→ What is required:
State only the number of lines below where the word "DiNapoli" is found.

(Data tied to figure images)
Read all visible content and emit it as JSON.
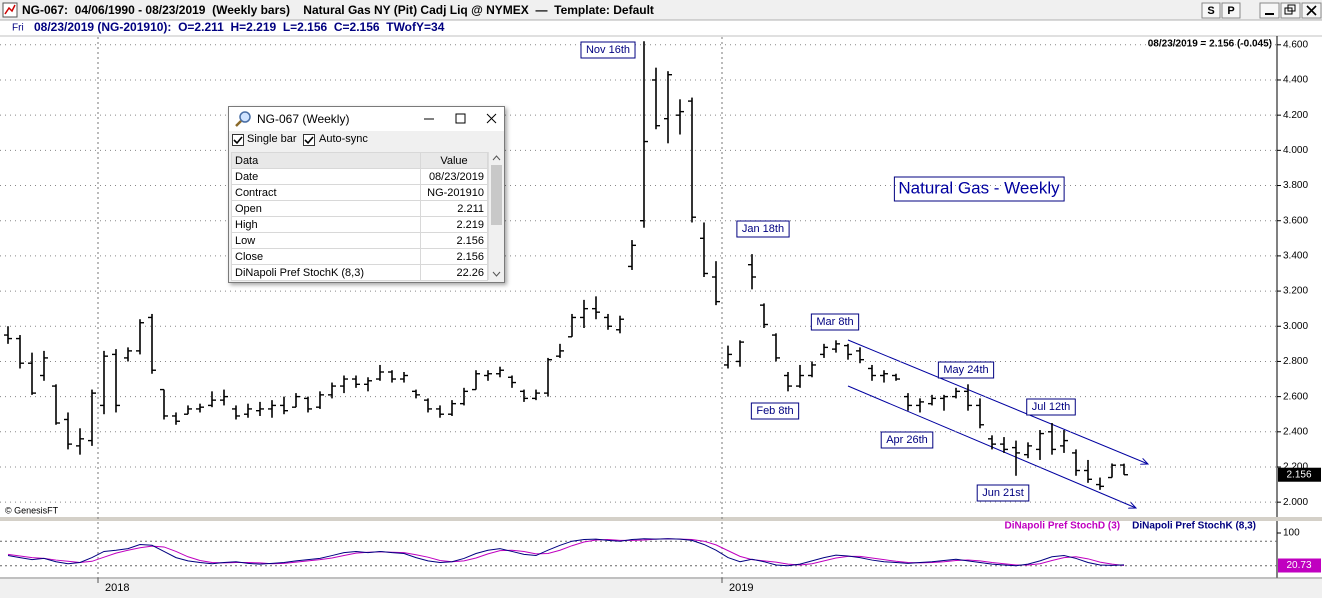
{
  "window": {
    "title": "NG-067:  04/06/1990 - 08/23/2019  (Weekly bars)    Natural Gas NY (Pit) Cadj Liq @ NYMEX  —  Template: Default",
    "buttons": [
      "S",
      "P"
    ]
  },
  "info": {
    "day": "Fri",
    "text": "08/23/2019 (NG-201910):  O=2.211  H=2.219  L=2.156  C=2.156  TWofY=34",
    "last": "08/23/2019 = 2.156 (-0.045)"
  },
  "copyright": "© GenesisFT",
  "data_window": {
    "title": "NG-067 (Weekly)",
    "options": [
      "Single bar",
      "Auto-sync"
    ],
    "columns": [
      "Data",
      "Value"
    ],
    "rows": [
      [
        "Date",
        "08/23/2019"
      ],
      [
        "Contract",
        "NG-201910"
      ],
      [
        "Open",
        "2.211"
      ],
      [
        "High",
        "2.219"
      ],
      [
        "Low",
        "2.156"
      ],
      [
        "Close",
        "2.156"
      ],
      [
        "DiNapoli Pref StochK (8,3)",
        "22.26"
      ]
    ]
  },
  "chart_data": [
    {
      "type": "ohlc",
      "title": "Natural Gas - Weekly",
      "color": "#000000",
      "grid": true,
      "categories": [
        null,
        null,
        null,
        null,
        null,
        null,
        null,
        null,
        "2018",
        null,
        null,
        null,
        null,
        null,
        null,
        null,
        null,
        null,
        null,
        null,
        null,
        null,
        null,
        null,
        null,
        null,
        null,
        null,
        null,
        null,
        null,
        null,
        null,
        null,
        null,
        null,
        null,
        null,
        null,
        null,
        null,
        null,
        null,
        null,
        null,
        null,
        null,
        null,
        null,
        null,
        null,
        null,
        null,
        null,
        null,
        null,
        null,
        null,
        null,
        null,
        "2019",
        null,
        null,
        null,
        null,
        null,
        null,
        null,
        null,
        null,
        null,
        null,
        null,
        null,
        null,
        null,
        null,
        null,
        null,
        null,
        null,
        null,
        null,
        null,
        null,
        null,
        null,
        null,
        null,
        null,
        null,
        null,
        null,
        null
      ],
      "open": [
        2.95,
        2.93,
        2.79,
        2.72,
        2.66,
        2.47,
        2.32,
        2.35,
        2.55,
        2.84,
        2.82,
        2.86,
        3.05,
        2.64,
        2.49,
        2.5,
        2.53,
        2.55,
        2.58,
        2.53,
        2.5,
        2.52,
        2.53,
        2.55,
        2.54,
        2.59,
        2.54,
        2.61,
        2.66,
        2.7,
        2.67,
        2.7,
        2.74,
        2.7,
        2.63,
        2.58,
        2.53,
        2.5,
        2.56,
        2.64,
        2.72,
        2.73,
        2.71,
        2.63,
        2.59,
        2.62,
        2.83,
        2.94,
        3.05,
        3.1,
        3.05,
        2.98,
        3.34,
        3.6,
        4.4,
        4.18,
        4.2,
        4.28,
        3.5,
        3.28,
        2.78,
        2.8,
        3.35,
        3.12,
        2.95,
        2.72,
        2.66,
        2.72,
        2.84,
        2.87,
        2.89,
        2.86,
        2.76,
        2.72,
        2.72,
        2.6,
        2.55,
        2.56,
        2.59,
        2.6,
        2.63,
        2.55,
        2.36,
        2.33,
        2.31,
        2.27,
        2.3,
        2.4,
        2.32,
        2.28,
        2.18,
        2.1,
        2.14,
        2.211
      ],
      "high": [
        3.0,
        2.95,
        2.85,
        2.86,
        2.67,
        2.51,
        2.42,
        2.64,
        2.86,
        2.87,
        2.88,
        3.04,
        3.07,
        2.64,
        2.51,
        2.55,
        2.56,
        2.63,
        2.64,
        2.55,
        2.56,
        2.57,
        2.58,
        2.6,
        2.62,
        2.6,
        2.63,
        2.68,
        2.72,
        2.72,
        2.71,
        2.78,
        2.75,
        2.74,
        2.64,
        2.59,
        2.55,
        2.58,
        2.65,
        2.75,
        2.75,
        2.77,
        2.72,
        2.64,
        2.64,
        2.82,
        2.9,
        3.07,
        3.15,
        3.17,
        3.07,
        3.06,
        3.49,
        4.62,
        4.47,
        4.45,
        4.29,
        4.3,
        3.59,
        3.37,
        2.89,
        2.92,
        3.41,
        3.13,
        2.96,
        2.74,
        2.78,
        2.8,
        2.9,
        2.92,
        2.9,
        2.88,
        2.78,
        2.75,
        2.73,
        2.62,
        2.59,
        2.61,
        2.61,
        2.65,
        2.67,
        2.59,
        2.38,
        2.37,
        2.35,
        2.34,
        2.41,
        2.45,
        2.41,
        2.3,
        2.24,
        2.14,
        2.22,
        2.219
      ],
      "low": [
        2.9,
        2.76,
        2.61,
        2.69,
        2.44,
        2.3,
        2.27,
        2.32,
        2.5,
        2.51,
        2.8,
        2.84,
        2.73,
        2.47,
        2.44,
        2.5,
        2.51,
        2.54,
        2.55,
        2.47,
        2.48,
        2.49,
        2.48,
        2.5,
        2.54,
        2.51,
        2.53,
        2.59,
        2.62,
        2.65,
        2.63,
        2.69,
        2.68,
        2.68,
        2.59,
        2.51,
        2.48,
        2.49,
        2.55,
        2.64,
        2.69,
        2.71,
        2.65,
        2.57,
        2.58,
        2.6,
        2.82,
        2.94,
        2.99,
        3.04,
        2.98,
        2.96,
        3.32,
        3.56,
        4.12,
        4.04,
        4.09,
        3.59,
        3.28,
        3.12,
        2.76,
        2.77,
        3.21,
        2.99,
        2.8,
        2.63,
        2.65,
        2.71,
        2.82,
        2.85,
        2.81,
        2.79,
        2.69,
        2.68,
        2.69,
        2.52,
        2.51,
        2.55,
        2.52,
        2.59,
        2.52,
        2.42,
        2.3,
        2.28,
        2.15,
        2.25,
        2.24,
        2.27,
        2.28,
        2.15,
        2.11,
        2.07,
        2.14,
        2.156
      ],
      "close": [
        2.93,
        2.79,
        2.62,
        2.82,
        2.45,
        2.33,
        2.36,
        2.62,
        2.83,
        2.55,
        2.86,
        3.02,
        2.75,
        2.49,
        2.46,
        2.53,
        2.54,
        2.58,
        2.6,
        2.49,
        2.53,
        2.53,
        2.55,
        2.52,
        2.6,
        2.53,
        2.61,
        2.66,
        2.7,
        2.67,
        2.69,
        2.74,
        2.7,
        2.72,
        2.61,
        2.53,
        2.5,
        2.56,
        2.63,
        2.73,
        2.73,
        2.75,
        2.68,
        2.59,
        2.62,
        2.81,
        2.86,
        3.05,
        3.1,
        3.08,
        3.0,
        3.04,
        3.46,
        4.05,
        4.14,
        4.43,
        4.22,
        3.62,
        3.3,
        3.14,
        2.84,
        2.91,
        3.28,
        3.01,
        2.82,
        2.66,
        2.72,
        2.78,
        2.88,
        2.9,
        2.84,
        2.81,
        2.72,
        2.73,
        2.7,
        2.55,
        2.57,
        2.59,
        2.6,
        2.63,
        2.55,
        2.44,
        2.33,
        2.3,
        2.28,
        2.32,
        2.39,
        2.3,
        2.35,
        2.18,
        2.13,
        2.09,
        2.21,
        2.156
      ],
      "ylim": [
        1.91,
        4.65
      ],
      "yticks": [
        {
          "value": 2,
          "label": "2.000"
        },
        {
          "value": 2.2,
          "label": "2.200"
        },
        {
          "value": 2.4,
          "label": "2.400"
        },
        {
          "value": 2.6,
          "label": "2.600"
        },
        {
          "value": 2.8,
          "label": "2.800"
        },
        {
          "value": 3,
          "label": "3.000"
        },
        {
          "value": 3.2,
          "label": "3.200"
        },
        {
          "value": 3.4,
          "label": "3.400"
        },
        {
          "value": 3.6,
          "label": "3.600"
        },
        {
          "value": 3.8,
          "label": "3.800"
        },
        {
          "value": 4,
          "label": "4.000"
        },
        {
          "value": 4.2,
          "label": "4.200"
        },
        {
          "value": 4.4,
          "label": "4.400"
        },
        {
          "value": 4.6,
          "label": "4.600"
        }
      ],
      "annotations": [
        "Nov 16th",
        "Jan 18th",
        "Mar 8th",
        "Feb 8th",
        "May 24th",
        "Apr 26th",
        "Jul 12th",
        "Jun 21st"
      ]
    },
    {
      "type": "line",
      "series": [
        {
          "name": "DiNapoli Pref StochD (3)",
          "color": "#c000c0",
          "values": [
            48,
            44,
            40,
            38,
            34,
            31,
            28,
            31,
            41,
            51,
            58,
            64,
            68,
            66,
            55,
            42,
            33,
            28,
            27,
            28,
            28,
            27,
            25,
            26,
            29,
            32,
            35,
            39,
            45,
            51,
            53,
            54,
            53,
            52,
            47,
            41,
            33,
            30,
            32,
            39,
            49,
            57,
            58,
            55,
            49,
            50,
            58,
            69,
            78,
            83,
            84,
            82,
            82,
            83,
            85,
            86,
            85,
            84,
            80,
            71,
            57,
            43,
            35,
            32,
            29,
            24,
            22,
            25,
            32,
            39,
            43,
            43,
            39,
            35,
            31,
            28,
            27,
            28,
            30,
            33,
            34,
            32,
            28,
            25,
            22,
            22,
            25,
            33,
            40,
            42,
            37,
            29,
            24,
            20.73
          ]
        },
        {
          "name": "DiNapoli Pref StochK (8,3)",
          "color": "#000080",
          "values": [
            45,
            40,
            35,
            38,
            30,
            25,
            28,
            40,
            55,
            58,
            62,
            72,
            70,
            55,
            40,
            32,
            28,
            25,
            28,
            30,
            26,
            24,
            26,
            28,
            32,
            35,
            38,
            45,
            52,
            55,
            52,
            55,
            52,
            50,
            40,
            32,
            28,
            30,
            38,
            50,
            58,
            62,
            55,
            48,
            45,
            58,
            70,
            80,
            84,
            85,
            82,
            80,
            84,
            86,
            85,
            86,
            85,
            82,
            72,
            58,
            40,
            30,
            36,
            30,
            22,
            20,
            24,
            32,
            40,
            46,
            44,
            40,
            34,
            30,
            28,
            26,
            28,
            30,
            33,
            36,
            32,
            28,
            24,
            22,
            20,
            24,
            32,
            42,
            45,
            38,
            28,
            22,
            21,
            22.26
          ]
        }
      ],
      "ylim": [
        0,
        100
      ],
      "yticks": [
        100
      ],
      "levels": [
        80,
        20
      ]
    }
  ]
}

→ Reply:
3